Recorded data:
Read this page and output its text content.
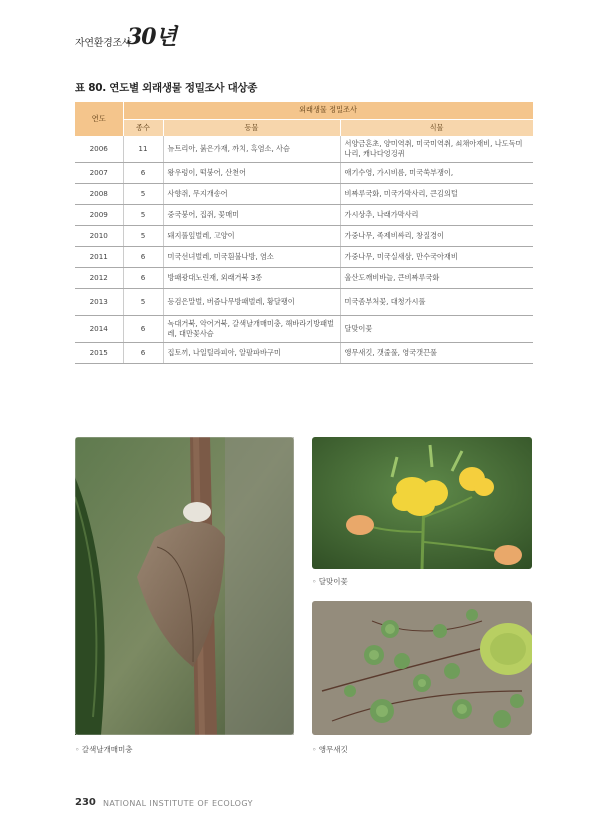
자연환경조사
30년
표 80. 연도별 외래생물 정밀조사 대상종
연도	외래생물 정밀조사		
	종수	동물	식물
2006	11	뉴트리아, 붉은가재, 까치, 흑염소, 사슴	서양금혼초, 양미역취, 미국미역취, 쇠채아재비, 나도독미나리, 캐나다엉겅퀴
2007	6	왕우렁이, 떡붕어, 산천어	애기수영, 가시비름, 미국쑥부쟁이,
2008	5	사향쥐, 무지개송어	비짜루국화, 미국가막사리, 큰김의털
2009	5	중국붕어, 집쥐, 꽃매미	가시상추, 나래가막사리
2010	5	돼지풀잎벌레, 고양이	가중나무, 족제비싸리, 창질경이
2011	6	미국선녀벌레, 미국흰불나방, 염소	가중나무, 미국실새삼, 만수국아재비
2012	6	방패광대노린재, 외래거북 3종	울산도깨비바늘, 큰비짜루국화
2013	5	등검은말벌, 버즘나무방패벌레, 황달팽이	미국좀부처꽃, 대청가시풀
2014	6	녹대거북, 악어거북, 갈색날개매미충, 해바라기방패벌레, 대만꽃사슴	달맞이꽃
2015	6	집토끼, 나일틸라피아, 알팔파바구미	앵무새깃, 갯줄풀, 영국갯끈풀
◦ 갈색날개매미충
◦ 달맞이꽃
◦ 앵무새깃
230 NATIONAL INSTITUTE OF ECOLOGY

• _GIVEN INSTRUCTION_: Which lines above contain the word "달맞이꽃"? Copy each of them.

• _TASK SOLUTION_:
2014	6	녹대거북, 악어거북, 갈색날개매미충, 해바라기방패벌레, 대만꽃사슴	달맞이꽃
◦ 달맞이꽃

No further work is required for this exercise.